What you should do >>
Check every line below for the word "bouteille" and show those that hold it.
════════════════════
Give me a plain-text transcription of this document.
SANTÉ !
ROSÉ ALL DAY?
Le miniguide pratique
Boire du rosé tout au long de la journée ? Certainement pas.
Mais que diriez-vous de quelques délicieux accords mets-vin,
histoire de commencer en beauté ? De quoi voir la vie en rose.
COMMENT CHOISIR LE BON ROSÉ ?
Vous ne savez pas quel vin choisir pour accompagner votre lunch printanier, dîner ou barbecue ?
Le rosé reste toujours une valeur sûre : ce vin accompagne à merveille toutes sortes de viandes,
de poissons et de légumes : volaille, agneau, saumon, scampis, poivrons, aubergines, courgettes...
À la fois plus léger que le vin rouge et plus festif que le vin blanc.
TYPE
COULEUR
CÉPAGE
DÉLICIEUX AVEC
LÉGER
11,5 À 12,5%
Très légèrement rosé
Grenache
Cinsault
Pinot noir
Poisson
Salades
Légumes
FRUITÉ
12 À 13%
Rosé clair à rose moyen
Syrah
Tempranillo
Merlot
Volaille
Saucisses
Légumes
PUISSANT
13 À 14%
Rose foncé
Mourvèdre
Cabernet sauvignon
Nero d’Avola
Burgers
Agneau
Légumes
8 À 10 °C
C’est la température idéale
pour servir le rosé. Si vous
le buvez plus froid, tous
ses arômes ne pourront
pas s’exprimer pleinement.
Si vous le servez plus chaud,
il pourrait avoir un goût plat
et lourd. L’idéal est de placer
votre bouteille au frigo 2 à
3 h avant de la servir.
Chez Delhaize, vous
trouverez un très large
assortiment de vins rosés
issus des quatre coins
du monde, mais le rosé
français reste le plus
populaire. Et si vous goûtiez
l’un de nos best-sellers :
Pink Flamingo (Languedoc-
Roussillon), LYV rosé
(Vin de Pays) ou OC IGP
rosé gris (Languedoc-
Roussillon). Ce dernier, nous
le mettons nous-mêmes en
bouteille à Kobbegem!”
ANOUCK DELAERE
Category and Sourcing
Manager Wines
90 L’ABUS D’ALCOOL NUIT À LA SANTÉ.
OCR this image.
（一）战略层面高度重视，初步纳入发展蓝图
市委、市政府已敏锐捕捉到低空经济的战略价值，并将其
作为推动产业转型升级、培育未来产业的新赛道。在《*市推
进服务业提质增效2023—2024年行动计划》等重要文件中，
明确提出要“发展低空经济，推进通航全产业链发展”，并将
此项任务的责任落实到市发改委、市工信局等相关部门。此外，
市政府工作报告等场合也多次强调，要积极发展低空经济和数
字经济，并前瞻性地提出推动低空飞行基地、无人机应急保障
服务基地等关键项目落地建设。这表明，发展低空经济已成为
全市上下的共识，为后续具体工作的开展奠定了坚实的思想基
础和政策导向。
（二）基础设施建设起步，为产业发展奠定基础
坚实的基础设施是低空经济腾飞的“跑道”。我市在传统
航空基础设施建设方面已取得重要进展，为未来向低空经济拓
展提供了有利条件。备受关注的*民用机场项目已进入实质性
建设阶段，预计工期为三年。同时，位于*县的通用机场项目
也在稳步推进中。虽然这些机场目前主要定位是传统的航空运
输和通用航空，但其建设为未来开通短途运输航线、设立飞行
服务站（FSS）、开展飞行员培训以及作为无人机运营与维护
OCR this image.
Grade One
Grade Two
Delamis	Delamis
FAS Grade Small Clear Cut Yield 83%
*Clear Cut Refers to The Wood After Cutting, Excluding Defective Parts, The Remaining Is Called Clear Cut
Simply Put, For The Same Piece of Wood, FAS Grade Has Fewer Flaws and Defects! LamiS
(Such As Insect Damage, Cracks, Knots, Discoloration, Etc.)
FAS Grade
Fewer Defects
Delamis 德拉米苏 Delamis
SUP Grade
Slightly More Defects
════════════════════
Solution to the problem >>
votre bouteille au frigo 2 à
bouteille à Kobbegem!”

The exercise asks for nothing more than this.